• _TEXT SECTION_
=====

Atlantis, a land of peace, rich in commerce, advanced in knowledge, dominate over the surrounding islands and continents. The people of Atlantis became complacent and their leaders arrogant; in punishment the Gods destroyed Atlantis, flooding it and submerging the island in one day and night.
It was Plato, the Greek philosopher who brought to the world the story of the lost continent, and was the first to use the term "Atlantis". His story began to unfold for him around 355 B.C. He wrote about this land called Atlantis in two of his dialogues, Timaeus and Critias, around 370 B.C. Plato said that the continent lay in the Atlantic Ocean near the Straits of Gibraltar until its destruction 10,000 years previous.
Plato described Atlantis as alternating rings of sea and land, with a palace in the center. He used a series of dialogues to express his ideas. His thoughts are explored in a series of arguments and debates between various characters in the story. A character named Kritias tells an account of Atlantis that has been in his family for generations. According the character the story was originally told to his ancestor Solon, by a priest during Solon’s visit to Egypt.
According to the dialogues, there had been a powerful empire located to the west of the “Pillars of Hercules” (what is known as the Straight of Gibraltar) on an island in the Atlantic Ocean. Poseidon, the God of the Sea, had established the nation there. Poseidon fathered five sets of twins on the island. The firstborn, Atlas, had the continent and the surrounding ocean named for him. Poseidon divided the land into ten sections, each to be ruled by a son, or his heirs.
The capital city of Atlantis was a marvel of architecture and engineering. The city was composed of a series of concentric walls and canals. At the very center was a hill, and on top of the hill a temple to Poseidon. Inside was a gold statue of the God of the Sea showing him driving six winged horses. About 9000 years before the time of Plato, after the people of Atlantis became corrupt and greedy, the Gods decided to destroy them. A violent earthquake shook the land, giant waves rolled over the shores, and the island sank into the sea never to be seen again.
In “Timaeus,” Plato described Atlantis as a prosperous nation out to expand its domain: “Now in this island of Atlantis there was a great and wonderful empire which had rule over the whole island and several others, and over parts of the continent,” he wrote, “and, furthermore, the men of Atlantis had subjected the parts of Libya within the columns of Heracles as far as Egypt, and of Europe as far as Tyrrhenia.”
Plato goes on telling how the Atlanteans made a grave mistake by seeking to conquer Greece. They could not withstand the Greeks’ military might, and following their defeat, a natural disaster sealed their fate. “Timaeus” continues: “But afterwards there occurred violent earthquakes and floods; and in a single day and night of misfortune all your warlike men in a body sank into the earth, and the island of Atlantis in like manner disappeared in the depths of the sea.”

=====

• _SET OF TASKS_
A. In the Atlantis text, what did the gold statue inside the temple to Poseidon show?
B. Return the passage of the Atlantis text that begins at the words "It was Plato, the" and stops after "10,000 years previous.".
The listing has nothing to do with the Atlantis text.

• _RAW DATA_
=====

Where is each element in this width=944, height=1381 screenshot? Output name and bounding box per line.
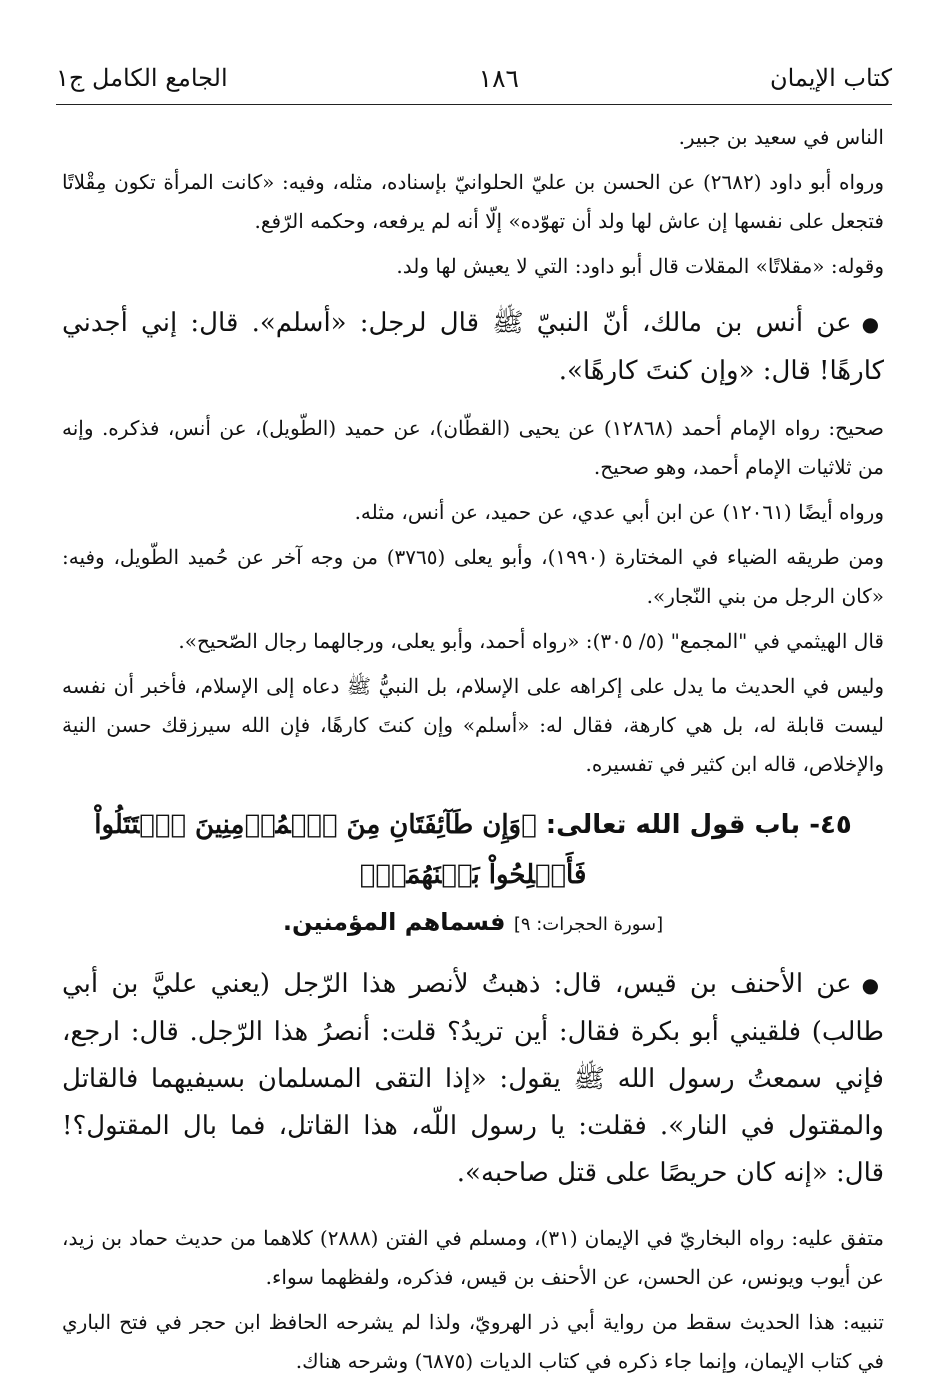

=====

• _PER-TASK ANSWERS_
A. It showed Poseidon, the God of the Sea, driving six winged horses.

B.
It was Plato, the Greek philosopher who brought to the world the story of the lost continent, and was the first to use the term "Atlantis". His story began to unfold for him around 355 B.C. He wrote about this land called Atlantis in two of his dialogues, Timaeus and Critias, around 370 B.C. Plato said that the continent lay in the Atlantic Ocean near the Straits of Gibraltar until its destruction 10,000 years previous.